### REQUIREMENTS
Examine the material below. Gather every line in which the string "Tháng" appears.

### INPUT

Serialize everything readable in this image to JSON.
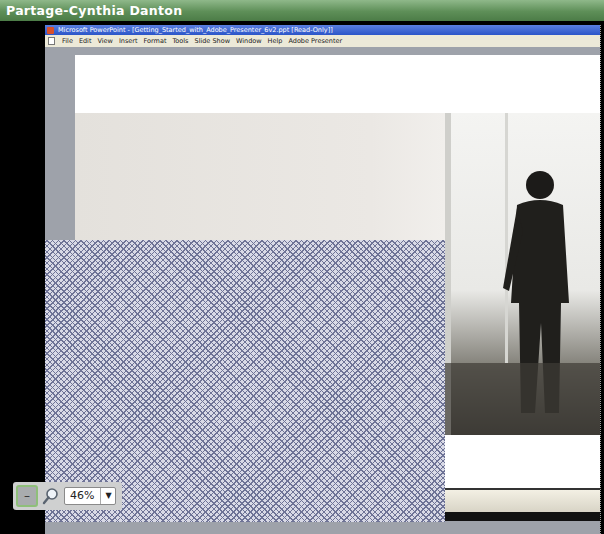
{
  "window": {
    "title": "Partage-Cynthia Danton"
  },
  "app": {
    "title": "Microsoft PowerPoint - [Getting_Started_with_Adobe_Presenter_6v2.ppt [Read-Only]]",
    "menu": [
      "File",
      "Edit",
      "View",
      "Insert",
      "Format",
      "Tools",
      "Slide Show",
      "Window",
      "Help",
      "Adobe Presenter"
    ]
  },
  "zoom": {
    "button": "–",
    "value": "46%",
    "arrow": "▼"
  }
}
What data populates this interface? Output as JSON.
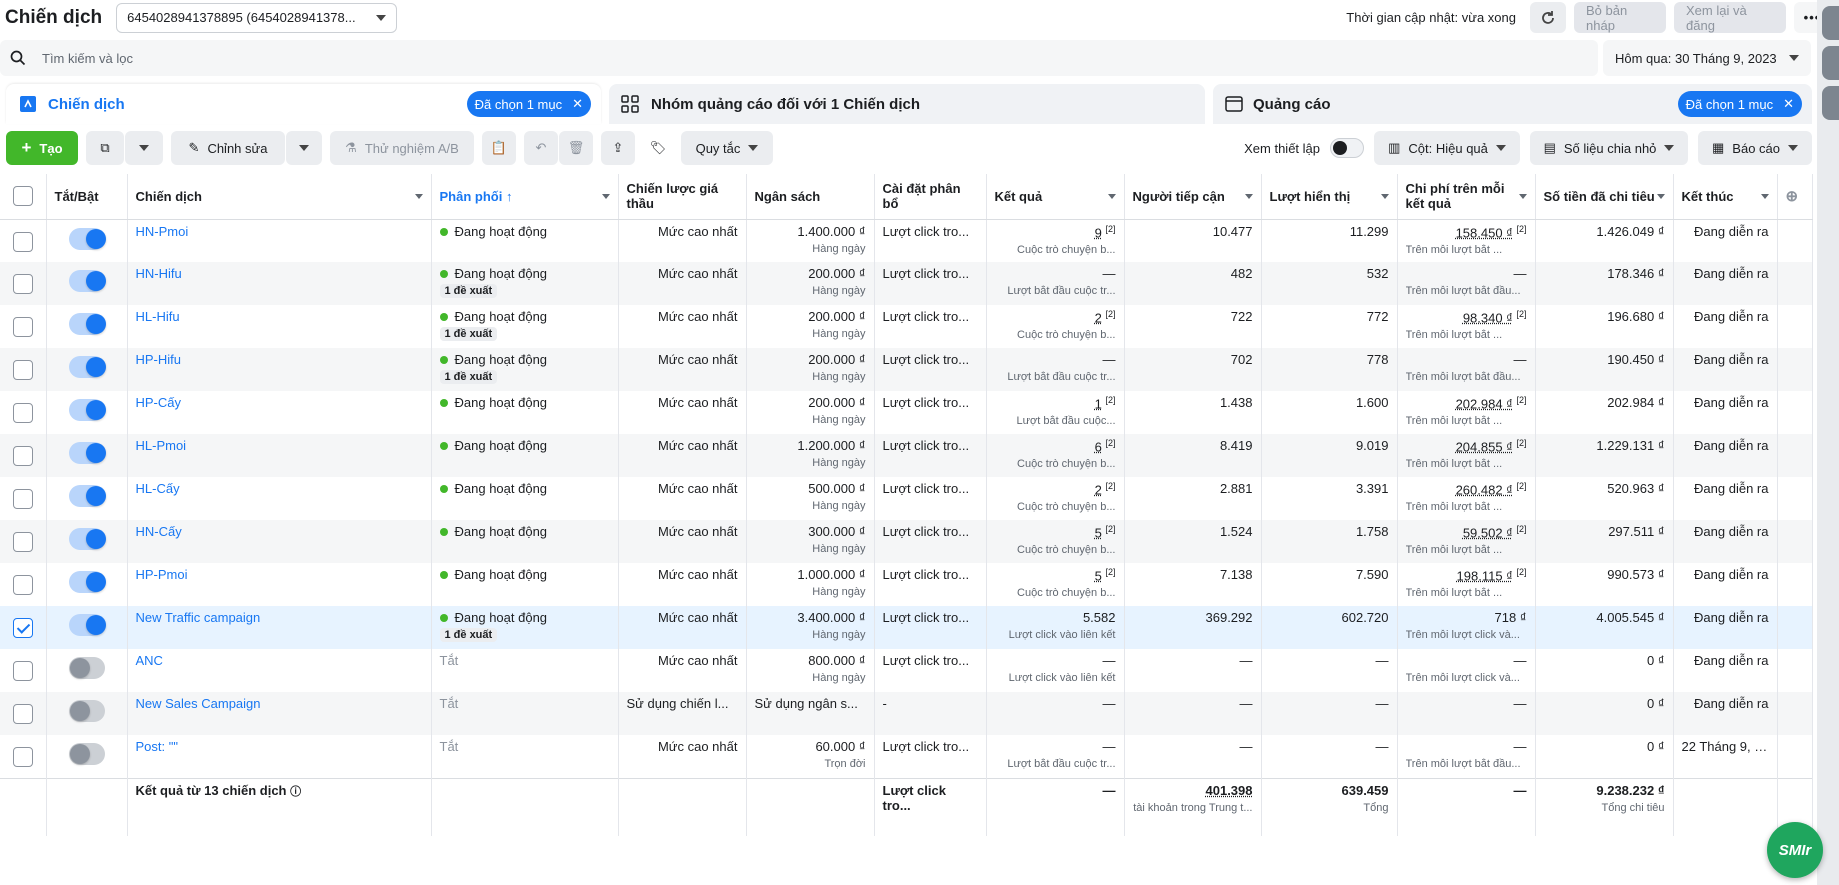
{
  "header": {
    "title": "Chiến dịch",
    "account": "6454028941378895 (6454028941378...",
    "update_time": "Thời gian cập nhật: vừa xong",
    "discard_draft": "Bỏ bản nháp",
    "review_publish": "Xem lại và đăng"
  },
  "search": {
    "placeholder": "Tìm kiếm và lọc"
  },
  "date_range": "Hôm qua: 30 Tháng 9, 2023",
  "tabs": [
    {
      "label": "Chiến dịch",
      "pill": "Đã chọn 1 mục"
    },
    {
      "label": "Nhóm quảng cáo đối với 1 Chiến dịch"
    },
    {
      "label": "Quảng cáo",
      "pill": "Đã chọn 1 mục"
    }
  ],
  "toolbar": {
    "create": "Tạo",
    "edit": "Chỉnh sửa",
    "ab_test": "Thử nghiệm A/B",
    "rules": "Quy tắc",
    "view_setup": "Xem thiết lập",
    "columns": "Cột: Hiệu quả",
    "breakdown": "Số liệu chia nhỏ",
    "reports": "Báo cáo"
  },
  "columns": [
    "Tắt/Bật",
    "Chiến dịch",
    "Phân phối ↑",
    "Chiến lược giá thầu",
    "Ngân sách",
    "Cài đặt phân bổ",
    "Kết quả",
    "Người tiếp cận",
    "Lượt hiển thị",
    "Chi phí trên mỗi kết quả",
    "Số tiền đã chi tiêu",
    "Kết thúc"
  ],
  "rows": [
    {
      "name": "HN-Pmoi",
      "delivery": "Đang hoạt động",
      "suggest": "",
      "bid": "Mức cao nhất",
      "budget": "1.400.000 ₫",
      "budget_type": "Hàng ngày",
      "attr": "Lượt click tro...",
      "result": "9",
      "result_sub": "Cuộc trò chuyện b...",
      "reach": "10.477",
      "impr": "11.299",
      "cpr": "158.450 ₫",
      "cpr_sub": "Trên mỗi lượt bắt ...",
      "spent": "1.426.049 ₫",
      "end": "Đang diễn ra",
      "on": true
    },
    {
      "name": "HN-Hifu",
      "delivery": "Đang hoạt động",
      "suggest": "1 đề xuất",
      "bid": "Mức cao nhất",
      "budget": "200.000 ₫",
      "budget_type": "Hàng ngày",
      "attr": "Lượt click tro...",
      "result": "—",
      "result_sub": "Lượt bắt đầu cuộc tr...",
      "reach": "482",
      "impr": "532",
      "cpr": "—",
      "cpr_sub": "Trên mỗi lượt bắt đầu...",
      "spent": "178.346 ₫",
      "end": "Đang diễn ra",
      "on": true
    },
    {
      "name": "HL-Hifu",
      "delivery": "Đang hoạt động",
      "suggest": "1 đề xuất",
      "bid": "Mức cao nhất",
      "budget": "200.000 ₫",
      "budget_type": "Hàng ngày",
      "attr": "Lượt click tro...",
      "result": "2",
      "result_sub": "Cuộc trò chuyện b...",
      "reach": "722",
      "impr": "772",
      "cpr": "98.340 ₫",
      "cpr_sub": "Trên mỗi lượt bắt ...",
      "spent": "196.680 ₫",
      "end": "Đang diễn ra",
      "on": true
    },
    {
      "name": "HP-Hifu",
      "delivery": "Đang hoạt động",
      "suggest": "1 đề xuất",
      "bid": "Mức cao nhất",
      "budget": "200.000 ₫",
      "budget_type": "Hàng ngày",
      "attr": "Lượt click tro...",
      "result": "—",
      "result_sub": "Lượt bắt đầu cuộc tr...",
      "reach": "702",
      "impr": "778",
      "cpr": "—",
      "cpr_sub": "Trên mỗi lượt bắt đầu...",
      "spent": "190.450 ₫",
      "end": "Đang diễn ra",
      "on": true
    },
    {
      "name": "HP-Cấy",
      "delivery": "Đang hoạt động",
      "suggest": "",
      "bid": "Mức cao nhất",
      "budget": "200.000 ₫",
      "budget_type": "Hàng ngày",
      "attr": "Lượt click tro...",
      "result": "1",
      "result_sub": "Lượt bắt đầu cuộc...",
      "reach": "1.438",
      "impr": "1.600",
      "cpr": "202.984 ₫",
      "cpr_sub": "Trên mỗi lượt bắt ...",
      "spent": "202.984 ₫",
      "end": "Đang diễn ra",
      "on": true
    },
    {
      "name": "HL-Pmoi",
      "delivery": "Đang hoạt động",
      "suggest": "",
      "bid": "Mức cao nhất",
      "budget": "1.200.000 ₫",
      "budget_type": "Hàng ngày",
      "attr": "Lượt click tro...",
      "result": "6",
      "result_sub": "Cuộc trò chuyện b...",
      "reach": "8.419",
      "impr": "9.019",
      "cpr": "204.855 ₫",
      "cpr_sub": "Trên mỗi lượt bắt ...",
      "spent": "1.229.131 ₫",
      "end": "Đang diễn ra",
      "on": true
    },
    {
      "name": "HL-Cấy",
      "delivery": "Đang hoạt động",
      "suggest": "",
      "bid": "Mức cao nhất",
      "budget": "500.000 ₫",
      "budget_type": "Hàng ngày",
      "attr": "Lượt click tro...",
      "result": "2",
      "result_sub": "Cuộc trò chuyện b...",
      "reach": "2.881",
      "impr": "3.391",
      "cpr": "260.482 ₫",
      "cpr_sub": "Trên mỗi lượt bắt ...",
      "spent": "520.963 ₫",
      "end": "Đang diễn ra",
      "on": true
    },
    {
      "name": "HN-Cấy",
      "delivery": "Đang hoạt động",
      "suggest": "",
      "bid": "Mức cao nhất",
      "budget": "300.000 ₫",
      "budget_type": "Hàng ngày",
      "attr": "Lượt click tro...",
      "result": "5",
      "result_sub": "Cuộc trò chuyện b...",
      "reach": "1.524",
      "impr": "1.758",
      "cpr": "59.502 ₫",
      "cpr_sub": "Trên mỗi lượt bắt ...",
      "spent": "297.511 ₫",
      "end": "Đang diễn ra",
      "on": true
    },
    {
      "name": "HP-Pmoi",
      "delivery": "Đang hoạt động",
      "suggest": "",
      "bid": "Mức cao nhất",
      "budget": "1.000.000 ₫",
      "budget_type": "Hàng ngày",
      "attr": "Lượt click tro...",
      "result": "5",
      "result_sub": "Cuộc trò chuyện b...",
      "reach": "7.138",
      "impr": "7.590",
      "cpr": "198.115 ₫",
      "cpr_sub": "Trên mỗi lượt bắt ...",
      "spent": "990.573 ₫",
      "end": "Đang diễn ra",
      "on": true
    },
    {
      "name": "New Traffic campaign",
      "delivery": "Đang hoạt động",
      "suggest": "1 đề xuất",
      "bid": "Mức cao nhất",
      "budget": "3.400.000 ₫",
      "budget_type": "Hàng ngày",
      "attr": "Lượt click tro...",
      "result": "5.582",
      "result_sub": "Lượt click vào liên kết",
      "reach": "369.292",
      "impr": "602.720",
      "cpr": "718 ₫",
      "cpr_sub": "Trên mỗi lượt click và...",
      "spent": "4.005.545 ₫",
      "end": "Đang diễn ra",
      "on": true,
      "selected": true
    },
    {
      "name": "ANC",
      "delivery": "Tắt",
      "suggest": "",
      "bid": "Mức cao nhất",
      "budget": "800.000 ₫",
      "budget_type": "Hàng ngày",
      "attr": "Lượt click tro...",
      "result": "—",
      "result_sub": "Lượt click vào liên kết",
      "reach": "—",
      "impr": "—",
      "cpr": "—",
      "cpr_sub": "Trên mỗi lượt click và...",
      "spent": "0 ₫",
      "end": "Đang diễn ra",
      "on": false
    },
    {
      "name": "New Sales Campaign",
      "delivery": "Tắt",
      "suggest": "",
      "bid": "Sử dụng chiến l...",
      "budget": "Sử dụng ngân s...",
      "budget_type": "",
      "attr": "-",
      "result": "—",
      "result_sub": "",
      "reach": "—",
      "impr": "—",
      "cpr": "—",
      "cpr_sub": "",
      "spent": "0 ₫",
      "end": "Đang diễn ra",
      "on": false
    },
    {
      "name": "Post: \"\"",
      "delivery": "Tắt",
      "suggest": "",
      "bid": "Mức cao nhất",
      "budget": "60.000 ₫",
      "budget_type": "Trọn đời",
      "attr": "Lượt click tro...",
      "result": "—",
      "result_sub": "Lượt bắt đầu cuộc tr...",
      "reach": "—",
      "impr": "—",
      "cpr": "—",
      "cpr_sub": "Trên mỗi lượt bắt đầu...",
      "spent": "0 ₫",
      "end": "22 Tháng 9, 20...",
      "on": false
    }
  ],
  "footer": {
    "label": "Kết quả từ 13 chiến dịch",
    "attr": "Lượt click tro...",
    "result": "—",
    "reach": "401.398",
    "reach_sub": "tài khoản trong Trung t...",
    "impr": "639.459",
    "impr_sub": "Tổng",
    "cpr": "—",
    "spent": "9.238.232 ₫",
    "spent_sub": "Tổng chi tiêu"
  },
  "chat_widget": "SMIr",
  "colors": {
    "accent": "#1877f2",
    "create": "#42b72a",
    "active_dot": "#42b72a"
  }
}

### TASK RESPONSE
  "date_range": "Hôm qua: 30 Tháng 9, 2023",
      "end": "22 Tháng 9, 20...",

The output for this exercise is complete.